What you have to do
Retype the rows of the collected data character for character, from the first line through the line that contains "table4-col3-header-r2: $r_2$ (809, 294, 825, 321)", including that line.

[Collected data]
⁂

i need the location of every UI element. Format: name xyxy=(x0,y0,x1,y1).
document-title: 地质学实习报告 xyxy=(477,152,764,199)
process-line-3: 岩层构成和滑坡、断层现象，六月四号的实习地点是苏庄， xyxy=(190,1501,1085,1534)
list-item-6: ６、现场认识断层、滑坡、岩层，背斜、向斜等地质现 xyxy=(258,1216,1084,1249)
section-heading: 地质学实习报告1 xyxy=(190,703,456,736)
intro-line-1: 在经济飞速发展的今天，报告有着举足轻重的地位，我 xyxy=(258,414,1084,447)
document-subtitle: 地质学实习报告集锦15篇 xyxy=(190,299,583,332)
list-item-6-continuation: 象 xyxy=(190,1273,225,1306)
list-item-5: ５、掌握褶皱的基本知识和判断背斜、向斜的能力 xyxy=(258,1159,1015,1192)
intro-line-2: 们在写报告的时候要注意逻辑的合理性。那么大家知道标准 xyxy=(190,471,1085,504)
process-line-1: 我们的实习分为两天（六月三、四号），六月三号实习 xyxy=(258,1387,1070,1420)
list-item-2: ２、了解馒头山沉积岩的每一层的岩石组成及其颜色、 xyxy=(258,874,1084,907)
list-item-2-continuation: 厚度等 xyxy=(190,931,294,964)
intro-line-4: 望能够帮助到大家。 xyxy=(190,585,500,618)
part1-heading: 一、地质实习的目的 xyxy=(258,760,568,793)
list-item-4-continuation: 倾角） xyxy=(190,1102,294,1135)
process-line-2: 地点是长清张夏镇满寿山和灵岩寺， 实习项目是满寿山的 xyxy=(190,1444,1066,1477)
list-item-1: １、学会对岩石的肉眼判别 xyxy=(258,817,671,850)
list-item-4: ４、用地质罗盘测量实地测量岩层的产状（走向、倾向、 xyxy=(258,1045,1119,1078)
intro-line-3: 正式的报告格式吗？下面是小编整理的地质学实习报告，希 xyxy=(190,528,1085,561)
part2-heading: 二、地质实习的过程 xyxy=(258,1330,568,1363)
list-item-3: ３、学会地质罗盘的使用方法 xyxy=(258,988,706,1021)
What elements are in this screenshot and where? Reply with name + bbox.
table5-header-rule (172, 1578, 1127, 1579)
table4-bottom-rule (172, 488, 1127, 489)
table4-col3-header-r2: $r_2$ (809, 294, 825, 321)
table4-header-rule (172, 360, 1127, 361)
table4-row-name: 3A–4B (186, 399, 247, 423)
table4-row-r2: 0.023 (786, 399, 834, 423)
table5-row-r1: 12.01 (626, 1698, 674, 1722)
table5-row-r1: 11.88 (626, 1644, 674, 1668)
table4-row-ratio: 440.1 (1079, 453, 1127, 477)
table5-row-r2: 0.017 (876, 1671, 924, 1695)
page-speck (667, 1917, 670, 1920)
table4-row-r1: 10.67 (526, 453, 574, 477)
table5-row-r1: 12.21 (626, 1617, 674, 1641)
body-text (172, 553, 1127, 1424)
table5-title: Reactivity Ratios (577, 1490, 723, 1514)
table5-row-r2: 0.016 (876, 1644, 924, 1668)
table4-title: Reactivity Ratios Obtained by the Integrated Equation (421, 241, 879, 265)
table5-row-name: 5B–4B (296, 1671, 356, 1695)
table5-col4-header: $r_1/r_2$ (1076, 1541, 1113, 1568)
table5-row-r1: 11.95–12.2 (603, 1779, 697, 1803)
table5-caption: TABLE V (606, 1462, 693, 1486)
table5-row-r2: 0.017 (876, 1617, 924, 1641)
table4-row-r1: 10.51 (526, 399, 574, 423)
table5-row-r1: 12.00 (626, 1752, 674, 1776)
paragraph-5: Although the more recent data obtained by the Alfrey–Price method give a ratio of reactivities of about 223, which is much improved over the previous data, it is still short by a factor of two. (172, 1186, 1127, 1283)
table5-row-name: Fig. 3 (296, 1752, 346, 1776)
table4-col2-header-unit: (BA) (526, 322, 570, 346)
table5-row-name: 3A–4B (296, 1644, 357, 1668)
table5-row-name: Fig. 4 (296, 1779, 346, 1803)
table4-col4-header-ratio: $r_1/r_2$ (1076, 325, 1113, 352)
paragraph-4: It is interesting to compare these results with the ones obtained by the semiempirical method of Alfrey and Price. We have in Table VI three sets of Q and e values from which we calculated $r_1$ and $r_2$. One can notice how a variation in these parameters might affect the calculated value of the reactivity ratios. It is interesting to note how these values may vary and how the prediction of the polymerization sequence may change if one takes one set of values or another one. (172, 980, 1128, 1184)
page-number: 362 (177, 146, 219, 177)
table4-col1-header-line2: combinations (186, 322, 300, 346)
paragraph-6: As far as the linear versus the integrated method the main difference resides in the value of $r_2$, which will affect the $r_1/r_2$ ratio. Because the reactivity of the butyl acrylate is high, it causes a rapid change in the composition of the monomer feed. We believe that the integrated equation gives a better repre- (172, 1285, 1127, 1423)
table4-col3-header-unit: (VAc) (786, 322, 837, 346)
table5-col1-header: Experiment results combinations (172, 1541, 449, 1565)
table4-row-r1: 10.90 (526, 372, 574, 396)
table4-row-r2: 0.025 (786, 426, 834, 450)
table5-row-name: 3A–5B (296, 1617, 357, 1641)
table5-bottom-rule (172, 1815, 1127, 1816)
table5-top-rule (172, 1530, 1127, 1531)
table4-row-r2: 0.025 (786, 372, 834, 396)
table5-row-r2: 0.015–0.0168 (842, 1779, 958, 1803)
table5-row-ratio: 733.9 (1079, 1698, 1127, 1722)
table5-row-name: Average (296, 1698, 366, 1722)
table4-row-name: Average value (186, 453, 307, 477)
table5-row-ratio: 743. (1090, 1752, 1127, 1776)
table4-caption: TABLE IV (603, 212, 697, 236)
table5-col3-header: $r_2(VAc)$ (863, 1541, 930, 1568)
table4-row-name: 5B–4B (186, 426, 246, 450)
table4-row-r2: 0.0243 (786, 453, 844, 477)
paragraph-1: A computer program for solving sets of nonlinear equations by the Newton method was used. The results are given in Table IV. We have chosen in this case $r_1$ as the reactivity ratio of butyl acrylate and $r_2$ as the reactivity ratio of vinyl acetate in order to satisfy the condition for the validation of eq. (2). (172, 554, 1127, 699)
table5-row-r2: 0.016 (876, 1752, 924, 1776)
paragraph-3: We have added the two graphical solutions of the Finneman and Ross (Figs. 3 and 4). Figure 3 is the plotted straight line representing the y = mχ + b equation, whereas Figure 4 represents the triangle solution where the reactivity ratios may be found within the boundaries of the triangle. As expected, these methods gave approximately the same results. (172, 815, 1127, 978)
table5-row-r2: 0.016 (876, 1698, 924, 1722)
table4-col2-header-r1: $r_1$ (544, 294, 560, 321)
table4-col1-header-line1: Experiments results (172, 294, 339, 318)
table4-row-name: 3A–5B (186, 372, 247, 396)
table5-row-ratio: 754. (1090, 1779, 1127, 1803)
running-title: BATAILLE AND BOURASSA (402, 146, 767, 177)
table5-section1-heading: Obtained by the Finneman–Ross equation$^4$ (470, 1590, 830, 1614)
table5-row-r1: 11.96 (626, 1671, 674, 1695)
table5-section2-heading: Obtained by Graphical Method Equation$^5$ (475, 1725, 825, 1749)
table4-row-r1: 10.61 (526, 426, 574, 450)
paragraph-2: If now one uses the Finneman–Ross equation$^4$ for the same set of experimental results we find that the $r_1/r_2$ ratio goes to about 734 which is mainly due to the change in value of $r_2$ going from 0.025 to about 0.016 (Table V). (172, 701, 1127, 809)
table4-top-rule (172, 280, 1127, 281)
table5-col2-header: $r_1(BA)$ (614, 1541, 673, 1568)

⁂

Reply
i need the location of every UI element. Format: name xyxy=(x0,y0,x1,y1).
document-title: 地质学实习报告 xyxy=(477,152,764,199)
process-line-3: 岩层构成和滑坡、断层现象，六月四号的实习地点是苏庄， xyxy=(190,1501,1085,1534)
list-item-6: ６、现场认识断层、滑坡、岩层，背斜、向斜等地质现 xyxy=(258,1216,1084,1249)
section-heading: 地质学实习报告1 xyxy=(190,703,456,736)
intro-line-1: 在经济飞速发展的今天，报告有着举足轻重的地位，我 xyxy=(258,414,1084,447)
document-subtitle: 地质学实习报告集锦15篇 xyxy=(190,299,583,332)
list-item-6-continuation: 象 xyxy=(190,1273,225,1306)
list-item-5: ５、掌握褶皱的基本知识和判断背斜、向斜的能力 xyxy=(258,1159,1015,1192)
intro-line-2: 们在写报告的时候要注意逻辑的合理性。那么大家知道标准 xyxy=(190,471,1085,504)
process-line-1: 我们的实习分为两天（六月三、四号），六月三号实习 xyxy=(258,1387,1070,1420)
list-item-2: ２、了解馒头山沉积岩的每一层的岩石组成及其颜色、 xyxy=(258,874,1084,907)
list-item-2-continuation: 厚度等 xyxy=(190,931,294,964)
intro-line-4: 望能够帮助到大家。 xyxy=(190,585,500,618)
part1-heading: 一、地质实习的目的 xyxy=(258,760,568,793)
list-item-4-continuation: 倾角） xyxy=(190,1102,294,1135)
process-line-2: 地点是长清张夏镇满寿山和灵岩寺， 实习项目是满寿山的 xyxy=(190,1444,1066,1477)
list-item-1: １、学会对岩石的肉眼判别 xyxy=(258,817,671,850)
list-item-4: ４、用地质罗盘测量实地测量岩层的产状（走向、倾向、 xyxy=(258,1045,1119,1078)
intro-line-3: 正式的报告格式吗？下面是小编整理的地质学实习报告，希 xyxy=(190,528,1085,561)
part2-heading: 二、地质实习的过程 xyxy=(258,1330,568,1363)
list-item-3: ３、学会地质罗盘的使用方法 xyxy=(258,988,706,1021)
What elements are in this screenshot and where? Reply with name + bbox.
table5-header-rule (172, 1578, 1127, 1579)
table4-bottom-rule (172, 488, 1127, 489)
table4-col3-header-r2: $r_2$ (809, 294, 825, 321)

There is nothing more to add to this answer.